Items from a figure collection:
..............................

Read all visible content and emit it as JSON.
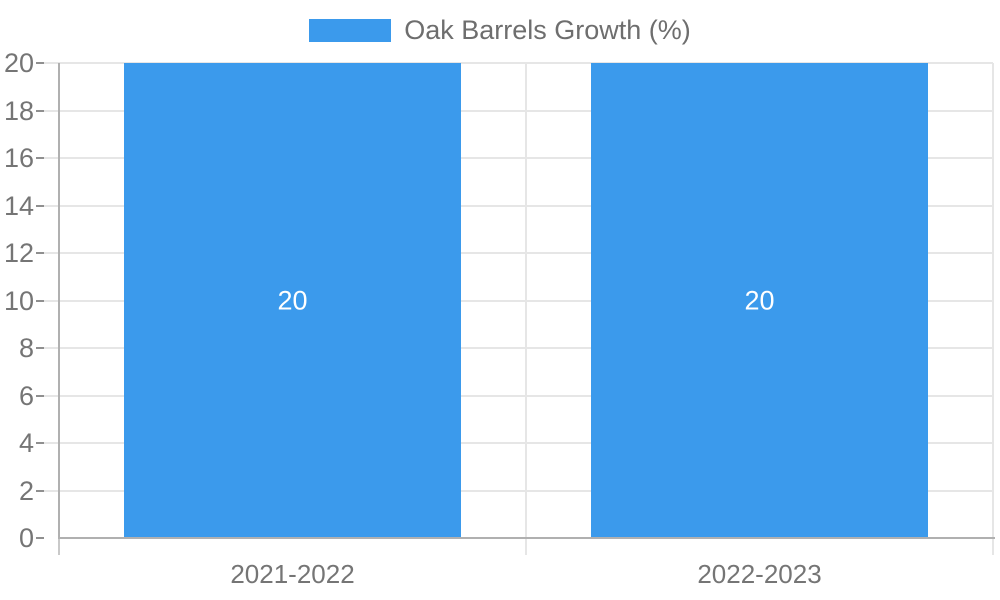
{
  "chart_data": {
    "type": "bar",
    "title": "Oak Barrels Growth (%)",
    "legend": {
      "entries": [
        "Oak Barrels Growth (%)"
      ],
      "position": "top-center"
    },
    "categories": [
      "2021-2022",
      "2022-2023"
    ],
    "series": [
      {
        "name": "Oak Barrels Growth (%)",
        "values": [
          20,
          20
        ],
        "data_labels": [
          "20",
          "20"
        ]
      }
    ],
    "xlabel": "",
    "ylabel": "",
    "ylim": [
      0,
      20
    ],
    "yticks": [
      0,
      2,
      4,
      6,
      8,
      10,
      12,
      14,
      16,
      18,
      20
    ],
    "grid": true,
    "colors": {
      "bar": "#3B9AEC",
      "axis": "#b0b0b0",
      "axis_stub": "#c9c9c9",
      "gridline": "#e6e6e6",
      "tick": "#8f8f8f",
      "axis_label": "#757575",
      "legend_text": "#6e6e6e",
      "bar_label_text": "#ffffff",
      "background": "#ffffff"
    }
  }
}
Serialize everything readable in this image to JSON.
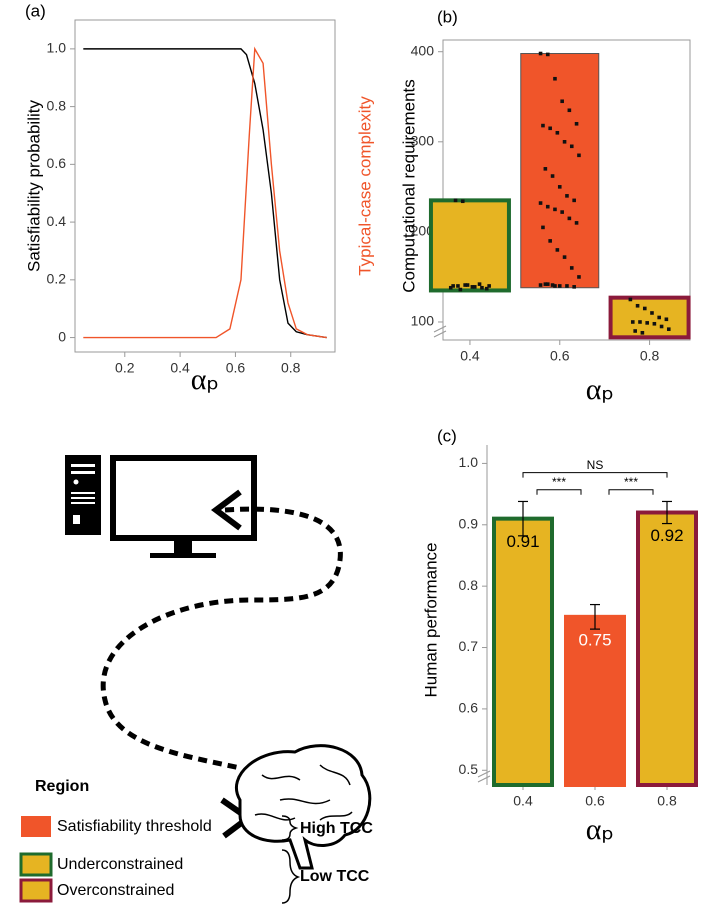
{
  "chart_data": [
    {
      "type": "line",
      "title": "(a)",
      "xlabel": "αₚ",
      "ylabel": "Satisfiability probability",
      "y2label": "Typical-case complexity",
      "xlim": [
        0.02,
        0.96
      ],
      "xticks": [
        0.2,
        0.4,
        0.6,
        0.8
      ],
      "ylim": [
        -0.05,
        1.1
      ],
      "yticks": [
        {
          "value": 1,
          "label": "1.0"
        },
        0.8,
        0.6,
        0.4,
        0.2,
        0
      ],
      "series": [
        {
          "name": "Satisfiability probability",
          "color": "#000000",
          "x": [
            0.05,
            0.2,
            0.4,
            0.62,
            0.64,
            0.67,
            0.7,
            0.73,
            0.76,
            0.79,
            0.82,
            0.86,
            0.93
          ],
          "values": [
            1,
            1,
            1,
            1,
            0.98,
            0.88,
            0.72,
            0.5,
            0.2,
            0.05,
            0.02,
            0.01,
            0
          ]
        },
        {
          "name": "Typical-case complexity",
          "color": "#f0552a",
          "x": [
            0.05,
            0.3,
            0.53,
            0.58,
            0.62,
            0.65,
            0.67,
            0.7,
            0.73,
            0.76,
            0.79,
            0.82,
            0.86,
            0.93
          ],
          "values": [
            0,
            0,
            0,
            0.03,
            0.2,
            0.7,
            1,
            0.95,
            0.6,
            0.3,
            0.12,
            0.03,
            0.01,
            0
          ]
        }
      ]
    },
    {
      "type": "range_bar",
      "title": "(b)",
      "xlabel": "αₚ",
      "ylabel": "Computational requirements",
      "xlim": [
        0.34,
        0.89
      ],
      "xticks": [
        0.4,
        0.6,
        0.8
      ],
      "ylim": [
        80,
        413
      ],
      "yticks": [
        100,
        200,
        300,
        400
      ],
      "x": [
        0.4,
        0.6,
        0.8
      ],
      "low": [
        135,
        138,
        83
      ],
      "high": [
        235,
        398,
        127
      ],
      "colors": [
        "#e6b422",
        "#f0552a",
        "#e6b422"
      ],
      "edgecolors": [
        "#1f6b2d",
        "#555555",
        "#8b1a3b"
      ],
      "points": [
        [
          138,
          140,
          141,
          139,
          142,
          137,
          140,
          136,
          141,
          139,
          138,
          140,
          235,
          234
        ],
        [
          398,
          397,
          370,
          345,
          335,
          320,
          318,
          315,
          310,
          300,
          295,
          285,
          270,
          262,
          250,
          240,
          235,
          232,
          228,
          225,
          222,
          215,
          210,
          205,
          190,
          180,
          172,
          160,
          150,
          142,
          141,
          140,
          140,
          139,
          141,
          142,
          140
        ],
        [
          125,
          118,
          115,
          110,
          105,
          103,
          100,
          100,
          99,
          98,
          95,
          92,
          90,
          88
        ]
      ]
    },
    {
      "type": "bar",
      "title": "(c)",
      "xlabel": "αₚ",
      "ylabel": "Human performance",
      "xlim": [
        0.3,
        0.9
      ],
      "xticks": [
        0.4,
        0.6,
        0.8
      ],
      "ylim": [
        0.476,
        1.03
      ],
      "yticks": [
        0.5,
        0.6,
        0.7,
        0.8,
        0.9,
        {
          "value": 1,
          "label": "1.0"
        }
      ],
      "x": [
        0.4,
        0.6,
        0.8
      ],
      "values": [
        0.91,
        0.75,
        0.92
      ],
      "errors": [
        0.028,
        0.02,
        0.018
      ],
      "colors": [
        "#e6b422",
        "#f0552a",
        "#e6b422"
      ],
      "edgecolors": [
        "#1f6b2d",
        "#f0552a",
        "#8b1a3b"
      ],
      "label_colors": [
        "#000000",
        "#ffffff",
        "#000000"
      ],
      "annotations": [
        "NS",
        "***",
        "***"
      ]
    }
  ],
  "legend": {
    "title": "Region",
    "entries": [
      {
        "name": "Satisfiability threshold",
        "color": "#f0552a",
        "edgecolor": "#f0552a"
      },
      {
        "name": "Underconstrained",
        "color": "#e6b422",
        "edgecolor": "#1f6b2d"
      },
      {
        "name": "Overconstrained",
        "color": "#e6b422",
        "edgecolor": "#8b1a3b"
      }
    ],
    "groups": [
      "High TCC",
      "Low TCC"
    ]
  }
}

..............................

* **Instructions to follow**: Output the entries above exactly, without their pictures.

* **Exercise answer**:
Read all visible content and emit it as JSON.
{
  "chart_data": {
    "type": "bar",
    "title": "Oak Barrels Growth (%)",
    "legend": {
      "entries": [
        "Oak Barrels Growth (%)"
      ],
      "position": "top-center"
    },
    "categories": [
      "2021-2022",
      "2022-2023"
    ],
    "series": [
      {
        "name": "Oak Barrels Growth (%)",
        "values": [
          20,
          20
        ],
        "data_labels": [
          "20",
          "20"
        ]
      }
    ],
    "xlabel": "",
    "ylabel": "",
    "ylim": [
      0,
      20
    ],
    "yticks": [
      0,
      2,
      4,
      6,
      8,
      10,
      12,
      14,
      16,
      18,
      20
    ],
    "grid": true,
    "colors": {
      "bar": "#3B9AEC",
      "axis": "#b0b0b0",
      "axis_stub": "#c9c9c9",
      "gridline": "#e6e6e6",
      "tick": "#8f8f8f",
      "axis_label": "#757575",
      "legend_text": "#6e6e6e",
      "bar_label_text": "#ffffff",
      "background": "#ffffff"
    }
  }
}
Serialize everything readable in this image to JSON.
{
  "chart_data": [
    {
      "type": "line",
      "title": "(a)",
      "xlabel": "αₚ",
      "ylabel": "Satisfiability probability",
      "y2label": "Typical-case complexity",
      "xlim": [
        0.02,
        0.96
      ],
      "xticks": [
        0.2,
        0.4,
        0.6,
        0.8
      ],
      "ylim": [
        -0.05,
        1.1
      ],
      "yticks": [
        {
          "value": 1,
          "label": "1.0"
        },
        0.8,
        0.6,
        0.4,
        0.2,
        0
      ],
      "series": [
        {
          "name": "Satisfiability probability",
          "color": "#000000",
          "x": [
            0.05,
            0.2,
            0.4,
            0.62,
            0.64,
            0.67,
            0.7,
            0.73,
            0.76,
            0.79,
            0.82,
            0.86,
            0.93
          ],
          "values": [
            1,
            1,
            1,
            1,
            0.98,
            0.88,
            0.72,
            0.5,
            0.2,
            0.05,
            0.02,
            0.01,
            0
          ]
        },
        {
          "name": "Typical-case complexity",
          "color": "#f0552a",
          "x": [
            0.05,
            0.3,
            0.53,
            0.58,
            0.62,
            0.65,
            0.67,
            0.7,
            0.73,
            0.76,
            0.79,
            0.82,
            0.86,
            0.93
          ],
          "values": [
            0,
            0,
            0,
            0.03,
            0.2,
            0.7,
            1,
            0.95,
            0.6,
            0.3,
            0.12,
            0.03,
            0.01,
            0
          ]
        }
      ]
    },
    {
      "type": "range_bar",
      "title": "(b)",
      "xlabel": "αₚ",
      "ylabel": "Computational requirements",
      "xlim": [
        0.34,
        0.89
      ],
      "xticks": [
        0.4,
        0.6,
        0.8
      ],
      "ylim": [
        80,
        413
      ],
      "yticks": [
        100,
        200,
        300,
        400
      ],
      "x": [
        0.4,
        0.6,
        0.8
      ],
      "low": [
        135,
        138,
        83
      ],
      "high": [
        235,
        398,
        127
      ],
      "colors": [
        "#e6b422",
        "#f0552a",
        "#e6b422"
      ],
      "edgecolors": [
        "#1f6b2d",
        "#555555",
        "#8b1a3b"
      ],
      "points": [
        [
          138,
          140,
          141,
          139,
          142,
          137,
          140,
          136,
          141,
          139,
          138,
          140,
          235,
          234
        ],
        [
          398,
          397,
          370,
          345,
          335,
          320,
          318,
          315,
          310,
          300,
          295,
          285,
          270,
          262,
          250,
          240,
          235,
          232,
          228,
          225,
          222,
          215,
          210,
          205,
          190,
          180,
          172,
          160,
          150,
          142,
          141,
          140,
          140,
          139,
          141,
          142,
          140
        ],
        [
          125,
          118,
          115,
          110,
          105,
          103,
          100,
          100,
          99,
          98,
          95,
          92,
          90,
          88
        ]
      ]
    },
    {
      "type": "bar",
      "title": "(c)",
      "xlabel": "αₚ",
      "ylabel": "Human performance",
      "xlim": [
        0.3,
        0.9
      ],
      "xticks": [
        0.4,
        0.6,
        0.8
      ],
      "ylim": [
        0.476,
        1.03
      ],
      "yticks": [
        0.5,
        0.6,
        0.7,
        0.8,
        0.9,
        {
          "value": 1,
          "label": "1.0"
        }
      ],
      "x": [
        0.4,
        0.6,
        0.8
      ],
      "values": [
        0.91,
        0.75,
        0.92
      ],
      "errors": [
        0.028,
        0.02,
        0.018
      ],
      "colors": [
        "#e6b422",
        "#f0552a",
        "#e6b422"
      ],
      "edgecolors": [
        "#1f6b2d",
        "#f0552a",
        "#8b1a3b"
      ],
      "label_colors": [
        "#000000",
        "#ffffff",
        "#000000"
      ],
      "annotations": [
        "NS",
        "***",
        "***"
      ]
    }
  ],
  "legend": {
    "title": "Region",
    "entries": [
      {
        "name": "Satisfiability threshold",
        "color": "#f0552a",
        "edgecolor": "#f0552a"
      },
      {
        "name": "Underconstrained",
        "color": "#e6b422",
        "edgecolor": "#1f6b2d"
      },
      {
        "name": "Overconstrained",
        "color": "#e6b422",
        "edgecolor": "#8b1a3b"
      }
    ],
    "groups": [
      "High TCC",
      "Low TCC"
    ]
  }
}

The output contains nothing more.